- [WHAT YOU ARE ASKED TO DO]
Set down each entry exactly as given; pictures should not appear in the copy.

** start INFORMATION PROVIDED **

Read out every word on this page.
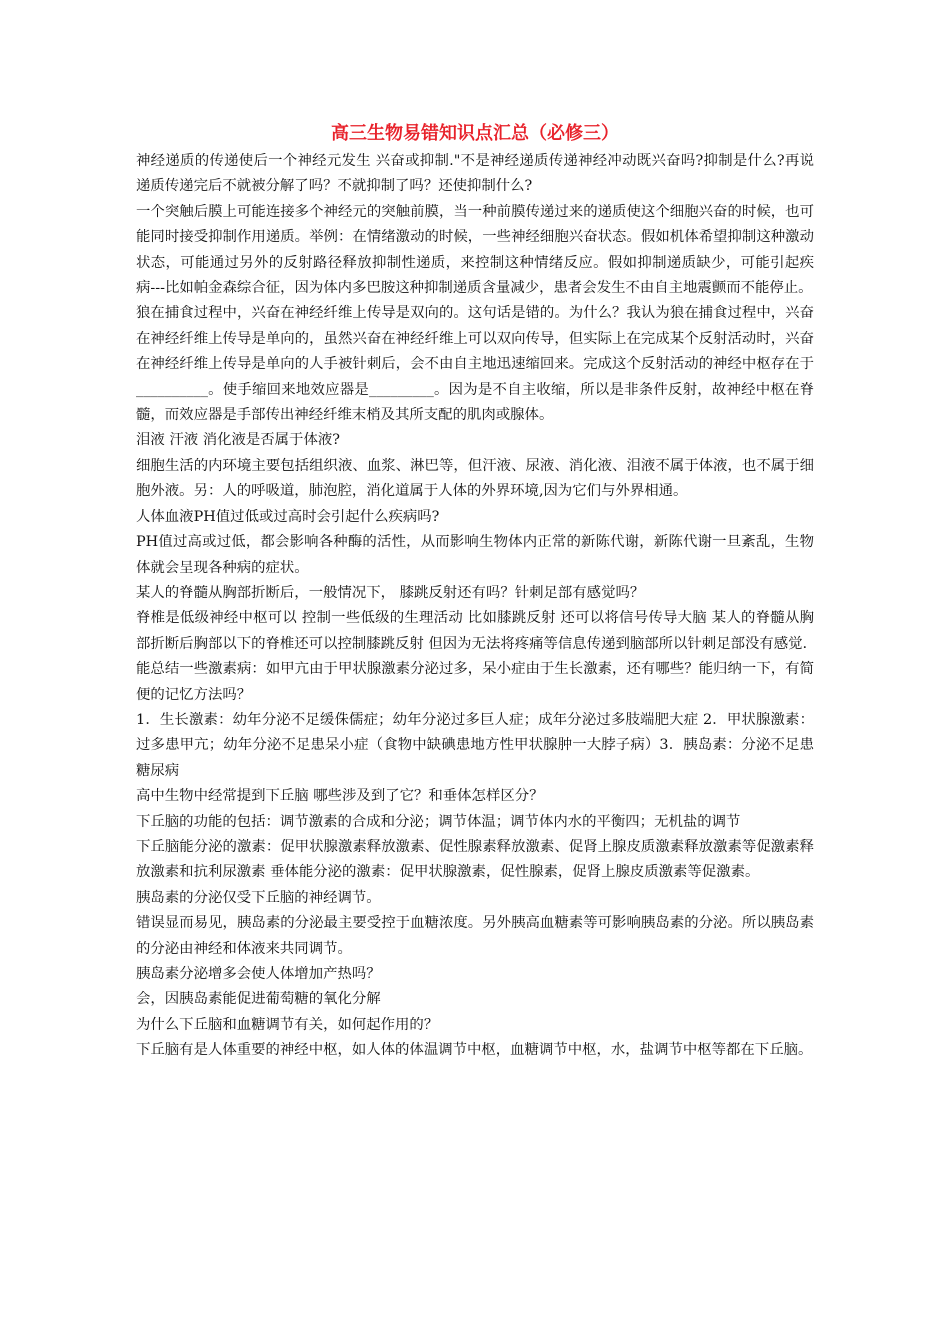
高三生物易错知识点汇总（必修三）

神经递质的传递使后一个神经元发生 兴奋或抑制."不是神经递质传递神经冲动既兴奋吗?抑制是什么?再说递质传递完后不就被分解了吗？不就抑制了吗？还使抑制什么?

一个突触后膜上可能连接多个神经元的突触前膜，当一种前膜传递过来的递质使这个细胞兴奋的时候，也可能同时接受抑制作用递质。举例：在情绪激动的时候，一些神经细胞兴奋状态。假如机体希望抑制这种激动状态，可能通过另外的反射路径释放抑制性递质，来控制这种情绪反应。假如抑制递质缺少，可能引起疾病---比如帕金森综合征，因为体内多巴胺这种抑制递质含量减少，患者会发生不由自主地震颤而不能停止。

狼在捕食过程中，兴奋在神经纤维上传导是双向的。这句话是错的。为什么？我认为狼在捕食过程中，兴奋在神经纤维上传导是单向的，虽然兴奋在神经纤维上可以双向传导，但实际上在完成某个反射活动时，兴奋在神经纤维上传导是单向的人手被针刺后，会不由自主地迅速缩回来。完成这个反射活动的神经中枢存在于__________。使手缩回来地效应器是_________。因为是不自主收缩，所以是非条件反射，故神经中枢在脊髓，而效应器是手部传出神经纤维末梢及其所支配的肌肉或腺体。

泪液 汗液 消化液是否属于体液?

细胞生活的内环境主要包括组织液、血浆、淋巴等，但汗液、尿液、消化液、泪液不属于体液，也不属于细胞外液。另：人的呼吸道，肺泡腔，消化道属于人体的外界环境,因为它们与外界相通。

人体血液PH值过低或过高时会引起什么疾病吗?

PH值过高或过低，都会影响各种酶的活性，从而影响生物体内正常的新陈代谢，新陈代谢一旦紊乱，生物体就会呈现各种病的症状。

某人的脊髓从胸部折断后，一般情况下， 膝跳反射还有吗？针刺足部有感觉吗？

脊椎是低级神经中枢可以 控制一些低级的生理活动 比如膝跳反射 还可以将信号传导大脑 某人的脊髓从胸部折断后胸部以下的脊椎还可以控制膝跳反射 但因为无法将疼痛等信息传递到脑部所以针刺足部没有感觉.

能总结一些激素病：如甲亢由于甲状腺激素分泌过多，呆小症由于生长激素，还有哪些？能归纳一下，有简便的记忆方法吗？

1．生长激素：幼年分泌不足缓侏儒症；幼年分泌过多巨人症；成年分泌过多肢端肥大症 2．甲状腺激素：过多患甲亢；幼年分泌不足患呆小症（食物中缺碘患地方性甲状腺肿一大脖子病）3．胰岛素：分泌不足患糖尿病

高中生物中经常提到下丘脑 哪些涉及到了它？和垂体怎样区分？

下丘脑的功能的包括：调节激素的合成和分泌；调节体温；调节体内水的平衡四；无机盐的调节

下丘脑能分泌的激素：促甲状腺激素释放激素、促性腺素释放激素、促肾上腺皮质激素释放激素等促激素释放激素和抗利尿激素 垂体能分泌的激素：促甲状腺激素，促性腺素，促肾上腺皮质激素等促激素。

胰岛素的分泌仅受下丘脑的神经调节。

错误显而易见，胰岛素的分泌最主要受控于血糖浓度。另外胰高血糖素等可影响胰岛素的分泌。所以胰岛素的分泌由神经和体液来共同调节。

胰岛素分泌增多会使人体增加产热吗？

会，因胰岛素能促进葡萄糖的氧化分解

为什么下丘脑和血糖调节有关，如何起作用的？

下丘脑有是人体重要的神经中枢，如人体的体温调节中枢，血糖调节中枢，水，盐调节中枢等都在下丘脑。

** end INFORMATION PROVIDED **

- [WORKED ANSWER]
Read out every word on this page.
高三生物易错知识点汇总（必修三）

神经递质的传递使后一个神经元发生 兴奋或抑制."不是神经递质传递神经冲动既兴奋吗?抑制是什么?再说递质传递完后不就被分解了吗？不就抑制了吗？还使抑制什么?

一个突触后膜上可能连接多个神经元的突触前膜，当一种前膜传递过来的递质使这个细胞兴奋的时候，也可能同时接受抑制作用递质。举例：在情绪激动的时候，一些神经细胞兴奋状态。假如机体希望抑制这种激动状态，可能通过另外的反射路径释放抑制性递质，来控制这种情绪反应。假如抑制递质缺少，可能引起疾病---比如帕金森综合征，因为体内多巴胺这种抑制递质含量减少，患者会发生不由自主地震颤而不能停止。

狼在捕食过程中，兴奋在神经纤维上传导是双向的。这句话是错的。为什么？我认为狼在捕食过程中，兴奋在神经纤维上传导是单向的，虽然兴奋在神经纤维上可以双向传导，但实际上在完成某个反射活动时，兴奋在神经纤维上传导是单向的人手被针刺后，会不由自主地迅速缩回来。完成这个反射活动的神经中枢存在于__________。使手缩回来地效应器是_________。因为是不自主收缩，所以是非条件反射，故神经中枢在脊髓，而效应器是手部传出神经纤维末梢及其所支配的肌肉或腺体。

泪液 汗液 消化液是否属于体液?

细胞生活的内环境主要包括组织液、血浆、淋巴等，但汗液、尿液、消化液、泪液不属于体液，也不属于细胞外液。另：人的呼吸道，肺泡腔，消化道属于人体的外界环境,因为它们与外界相通。

人体血液PH值过低或过高时会引起什么疾病吗?

PH值过高或过低，都会影响各种酶的活性，从而影响生物体内正常的新陈代谢，新陈代谢一旦紊乱，生物体就会呈现各种病的症状。

某人的脊髓从胸部折断后，一般情况下， 膝跳反射还有吗？针刺足部有感觉吗？

脊椎是低级神经中枢可以 控制一些低级的生理活动 比如膝跳反射 还可以将信号传导大脑 某人的脊髓从胸部折断后胸部以下的脊椎还可以控制膝跳反射 但因为无法将疼痛等信息传递到脑部所以针刺足部没有感觉.

能总结一些激素病：如甲亢由于甲状腺激素分泌过多，呆小症由于生长激素，还有哪些？能归纳一下，有简便的记忆方法吗？

1．生长激素：幼年分泌不足缓侏儒症；幼年分泌过多巨人症；成年分泌过多肢端肥大症 2．甲状腺激素：过多患甲亢；幼年分泌不足患呆小症（食物中缺碘患地方性甲状腺肿一大脖子病）3．胰岛素：分泌不足患糖尿病

高中生物中经常提到下丘脑 哪些涉及到了它？和垂体怎样区分？

下丘脑的功能的包括：调节激素的合成和分泌；调节体温；调节体内水的平衡四；无机盐的调节

下丘脑能分泌的激素：促甲状腺激素释放激素、促性腺素释放激素、促肾上腺皮质激素释放激素等促激素释放激素和抗利尿激素 垂体能分泌的激素：促甲状腺激素，促性腺素，促肾上腺皮质激素等促激素。

胰岛素的分泌仅受下丘脑的神经调节。

错误显而易见，胰岛素的分泌最主要受控于血糖浓度。另外胰高血糖素等可影响胰岛素的分泌。所以胰岛素的分泌由神经和体液来共同调节。

胰岛素分泌增多会使人体增加产热吗？

会，因胰岛素能促进葡萄糖的氧化分解

为什么下丘脑和血糖调节有关，如何起作用的？

下丘脑有是人体重要的神经中枢，如人体的体温调节中枢，血糖调节中枢，水，盐调节中枢等都在下丘脑。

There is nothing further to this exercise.